» **GIVEN EXERCISE**
Repeat every line exactly, keeping the pictures out of the copy.

» **GIVEN ENTRIES**
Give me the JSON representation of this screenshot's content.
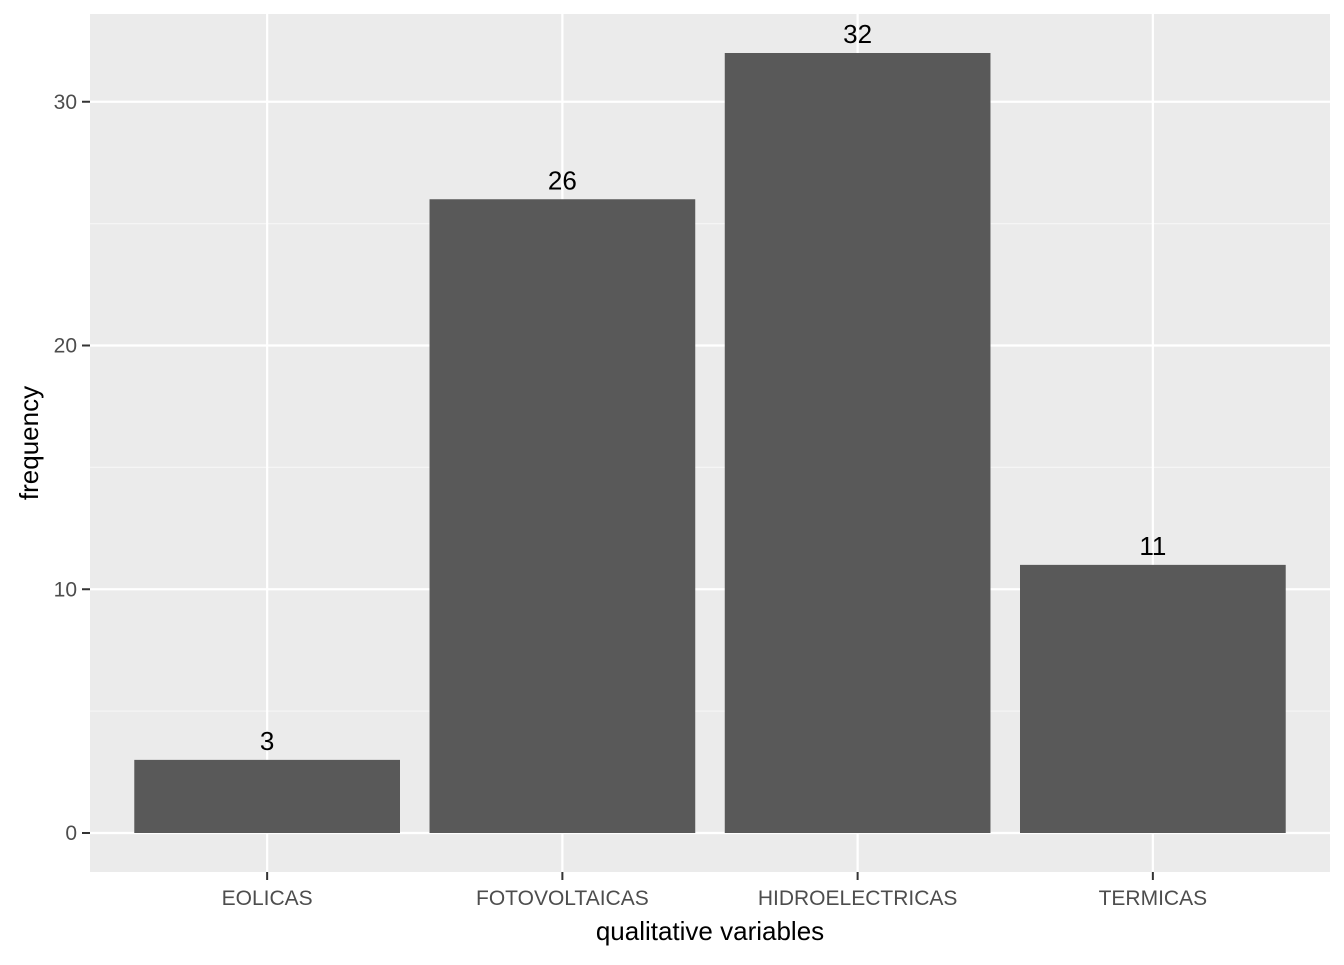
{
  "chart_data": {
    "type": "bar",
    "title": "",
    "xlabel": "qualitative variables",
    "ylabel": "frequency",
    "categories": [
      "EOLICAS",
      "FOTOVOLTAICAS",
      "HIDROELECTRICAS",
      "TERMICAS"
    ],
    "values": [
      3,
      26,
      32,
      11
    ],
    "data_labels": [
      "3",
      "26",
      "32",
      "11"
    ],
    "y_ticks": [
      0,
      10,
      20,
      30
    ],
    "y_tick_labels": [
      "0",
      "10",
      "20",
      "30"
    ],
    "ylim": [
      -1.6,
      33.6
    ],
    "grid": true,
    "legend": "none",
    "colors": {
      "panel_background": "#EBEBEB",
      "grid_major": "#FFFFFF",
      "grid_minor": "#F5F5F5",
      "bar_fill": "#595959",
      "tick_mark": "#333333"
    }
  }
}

» **OUTPUT OF THE EXERCISE**
Give me the JSON representation of this screenshot's content.
{
  "chart_data": {
    "type": "bar",
    "title": "",
    "xlabel": "qualitative variables",
    "ylabel": "frequency",
    "categories": [
      "EOLICAS",
      "FOTOVOLTAICAS",
      "HIDROELECTRICAS",
      "TERMICAS"
    ],
    "values": [
      3,
      26,
      32,
      11
    ],
    "data_labels": [
      "3",
      "26",
      "32",
      "11"
    ],
    "y_ticks": [
      0,
      10,
      20,
      30
    ],
    "y_tick_labels": [
      "0",
      "10",
      "20",
      "30"
    ],
    "ylim": [
      -1.6,
      33.6
    ],
    "grid": true,
    "legend": "none",
    "colors": {
      "panel_background": "#EBEBEB",
      "grid_major": "#FFFFFF",
      "grid_minor": "#F5F5F5",
      "bar_fill": "#595959",
      "tick_mark": "#333333"
    }
  }
}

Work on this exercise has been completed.